[Begin TASK DATA]

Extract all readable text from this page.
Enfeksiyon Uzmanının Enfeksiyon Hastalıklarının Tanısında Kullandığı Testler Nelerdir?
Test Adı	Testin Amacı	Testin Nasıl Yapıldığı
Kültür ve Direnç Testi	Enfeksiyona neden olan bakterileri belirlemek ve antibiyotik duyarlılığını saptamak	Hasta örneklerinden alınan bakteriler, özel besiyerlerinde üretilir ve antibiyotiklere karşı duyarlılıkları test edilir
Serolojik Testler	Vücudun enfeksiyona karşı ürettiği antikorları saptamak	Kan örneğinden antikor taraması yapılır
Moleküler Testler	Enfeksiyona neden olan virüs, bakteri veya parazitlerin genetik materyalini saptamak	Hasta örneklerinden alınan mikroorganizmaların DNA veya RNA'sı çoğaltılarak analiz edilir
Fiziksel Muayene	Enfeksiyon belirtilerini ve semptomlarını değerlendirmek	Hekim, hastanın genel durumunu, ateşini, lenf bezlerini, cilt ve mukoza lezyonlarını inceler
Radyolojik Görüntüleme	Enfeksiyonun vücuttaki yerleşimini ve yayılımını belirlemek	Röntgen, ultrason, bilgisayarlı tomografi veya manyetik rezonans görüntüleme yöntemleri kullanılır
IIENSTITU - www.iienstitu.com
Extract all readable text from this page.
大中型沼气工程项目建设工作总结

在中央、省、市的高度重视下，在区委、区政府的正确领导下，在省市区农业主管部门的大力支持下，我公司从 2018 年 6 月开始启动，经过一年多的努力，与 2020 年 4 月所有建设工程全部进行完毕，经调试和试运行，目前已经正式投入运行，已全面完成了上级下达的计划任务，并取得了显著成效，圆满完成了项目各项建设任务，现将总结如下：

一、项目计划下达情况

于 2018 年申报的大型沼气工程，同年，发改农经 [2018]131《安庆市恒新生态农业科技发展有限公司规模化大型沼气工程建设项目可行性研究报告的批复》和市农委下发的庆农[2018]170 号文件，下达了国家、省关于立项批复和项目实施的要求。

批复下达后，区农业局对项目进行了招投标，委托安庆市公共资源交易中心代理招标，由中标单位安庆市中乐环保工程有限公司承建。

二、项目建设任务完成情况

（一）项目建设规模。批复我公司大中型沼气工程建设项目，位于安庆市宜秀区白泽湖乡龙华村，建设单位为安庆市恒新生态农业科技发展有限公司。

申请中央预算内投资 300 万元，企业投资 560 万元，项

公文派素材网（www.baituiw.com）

[End TASK DATA]

● TASK TO CARRY OUT: Reproduce each entry from the records above, character for character.

● OUTPUT BELOW:
Extract all readable text from this page.
Enfeksiyon Uzmanının Enfeksiyon Hastalıklarının Tanısında Kullandığı Testler Nelerdir?
Test Adı	Testin Amacı	Testin Nasıl Yapıldığı
Kültür ve Direnç Testi	Enfeksiyona neden olan bakterileri belirlemek ve antibiyotik duyarlılığını saptamak	Hasta örneklerinden alınan bakteriler, özel besiyerlerinde üretilir ve antibiyotiklere karşı duyarlılıkları test edilir
Serolojik Testler	Vücudun enfeksiyona karşı ürettiği antikorları saptamak	Kan örneğinden antikor taraması yapılır
Moleküler Testler	Enfeksiyona neden olan virüs, bakteri veya parazitlerin genetik materyalini saptamak	Hasta örneklerinden alınan mikroorganizmaların DNA veya RNA'sı çoğaltılarak analiz edilir
Fiziksel Muayene	Enfeksiyon belirtilerini ve semptomlarını değerlendirmek	Hekim, hastanın genel durumunu, ateşini, lenf bezlerini, cilt ve mukoza lezyonlarını inceler
Radyolojik Görüntüleme	Enfeksiyonun vücuttaki yerleşimini ve yayılımını belirlemek	Röntgen, ultrason, bilgisayarlı tomografi veya manyetik rezonans görüntüleme yöntemleri kullanılır
IIENSTITU - www.iienstitu.com
Extract all readable text from this page.
大中型沼气工程项目建设工作总结

在中央、省、市的高度重视下，在区委、区政府的正确领导下，在省市区农业主管部门的大力支持下，我公司从 2018 年 6 月开始启动，经过一年多的努力，与 2020 年 4 月所有建设工程全部进行完毕，经调试和试运行，目前已经正式投入运行，已全面完成了上级下达的计划任务，并取得了显著成效，圆满完成了项目各项建设任务，现将总结如下：

一、项目计划下达情况

于 2018 年申报的大型沼气工程，同年，发改农经 [2018]131《安庆市恒新生态农业科技发展有限公司规模化大型沼气工程建设项目可行性研究报告的批复》和市农委下发的庆农[2018]170 号文件，下达了国家、省关于立项批复和项目实施的要求。

批复下达后，区农业局对项目进行了招投标，委托安庆市公共资源交易中心代理招标，由中标单位安庆市中乐环保工程有限公司承建。

二、项目建设任务完成情况

（一）项目建设规模。批复我公司大中型沼气工程建设项目，位于安庆市宜秀区白泽湖乡龙华村，建设单位为安庆市恒新生态农业科技发展有限公司。

申请中央预算内投资 300 万元，企业投资 560 万元，项

公文派素材网（www.baituiw.com）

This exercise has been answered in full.